GOAL OF THE EXERCISE » An exact reproduction of the records is required, with all images left out.

------------------------------------

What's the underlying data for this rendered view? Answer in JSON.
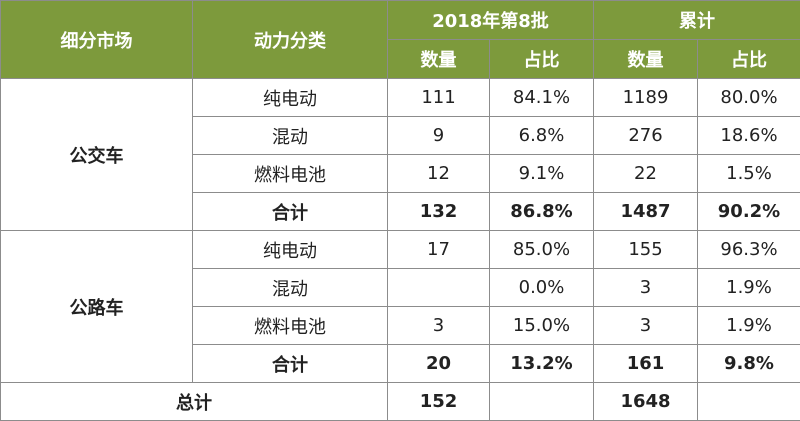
{
  "headers": {
    "segment": "细分市场",
    "power": "动力分类",
    "batch": "2018年第8批",
    "cumulative": "累计",
    "qty": "数量",
    "share": "占比"
  },
  "groups": [
    {
      "market": "公交车",
      "rows": [
        {
          "type": "纯电动",
          "batch_qty": "111",
          "batch_share": "84.1%",
          "cum_qty": "1189",
          "cum_share": "80.0%"
        },
        {
          "type": "混动",
          "batch_qty": "9",
          "batch_share": "6.8%",
          "cum_qty": "276",
          "cum_share": "18.6%"
        },
        {
          "type": "燃料电池",
          "batch_qty": "12",
          "batch_share": "9.1%",
          "cum_qty": "22",
          "cum_share": "1.5%"
        }
      ],
      "subtotal": {
        "label": "合计",
        "batch_qty": "132",
        "batch_share": "86.8%",
        "cum_qty": "1487",
        "cum_share": "90.2%"
      }
    },
    {
      "market": "公路车",
      "rows": [
        {
          "type": "纯电动",
          "batch_qty": "17",
          "batch_share": "85.0%",
          "cum_qty": "155",
          "cum_share": "96.3%"
        },
        {
          "type": "混动",
          "batch_qty": "",
          "batch_share": "0.0%",
          "cum_qty": "3",
          "cum_share": "1.9%"
        },
        {
          "type": "燃料电池",
          "batch_qty": "3",
          "batch_share": "15.0%",
          "cum_qty": "3",
          "cum_share": "1.9%"
        }
      ],
      "subtotal": {
        "label": "合计",
        "batch_qty": "20",
        "batch_share": "13.2%",
        "cum_qty": "161",
        "cum_share": "9.8%"
      }
    }
  ],
  "total": {
    "label": "总计",
    "batch_qty": "152",
    "cum_qty": "1648"
  },
  "colors": {
    "header_bg": "#7d9a3c",
    "header_text": "#ffffff"
  }
}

------------------------------------

RESULT FOR THIS EXERCISE »
What's the underlying data for this rendered view? Answer in JSON.
{
  "headers": {
    "segment": "细分市场",
    "power": "动力分类",
    "batch": "2018年第8批",
    "cumulative": "累计",
    "qty": "数量",
    "share": "占比"
  },
  "groups": [
    {
      "market": "公交车",
      "rows": [
        {
          "type": "纯电动",
          "batch_qty": "111",
          "batch_share": "84.1%",
          "cum_qty": "1189",
          "cum_share": "80.0%"
        },
        {
          "type": "混动",
          "batch_qty": "9",
          "batch_share": "6.8%",
          "cum_qty": "276",
          "cum_share": "18.6%"
        },
        {
          "type": "燃料电池",
          "batch_qty": "12",
          "batch_share": "9.1%",
          "cum_qty": "22",
          "cum_share": "1.5%"
        }
      ],
      "subtotal": {
        "label": "合计",
        "batch_qty": "132",
        "batch_share": "86.8%",
        "cum_qty": "1487",
        "cum_share": "90.2%"
      }
    },
    {
      "market": "公路车",
      "rows": [
        {
          "type": "纯电动",
          "batch_qty": "17",
          "batch_share": "85.0%",
          "cum_qty": "155",
          "cum_share": "96.3%"
        },
        {
          "type": "混动",
          "batch_qty": "",
          "batch_share": "0.0%",
          "cum_qty": "3",
          "cum_share": "1.9%"
        },
        {
          "type": "燃料电池",
          "batch_qty": "3",
          "batch_share": "15.0%",
          "cum_qty": "3",
          "cum_share": "1.9%"
        }
      ],
      "subtotal": {
        "label": "合计",
        "batch_qty": "20",
        "batch_share": "13.2%",
        "cum_qty": "161",
        "cum_share": "9.8%"
      }
    }
  ],
  "total": {
    "label": "总计",
    "batch_qty": "152",
    "cum_qty": "1648"
  },
  "colors": {
    "header_bg": "#7d9a3c",
    "header_text": "#ffffff"
  }
}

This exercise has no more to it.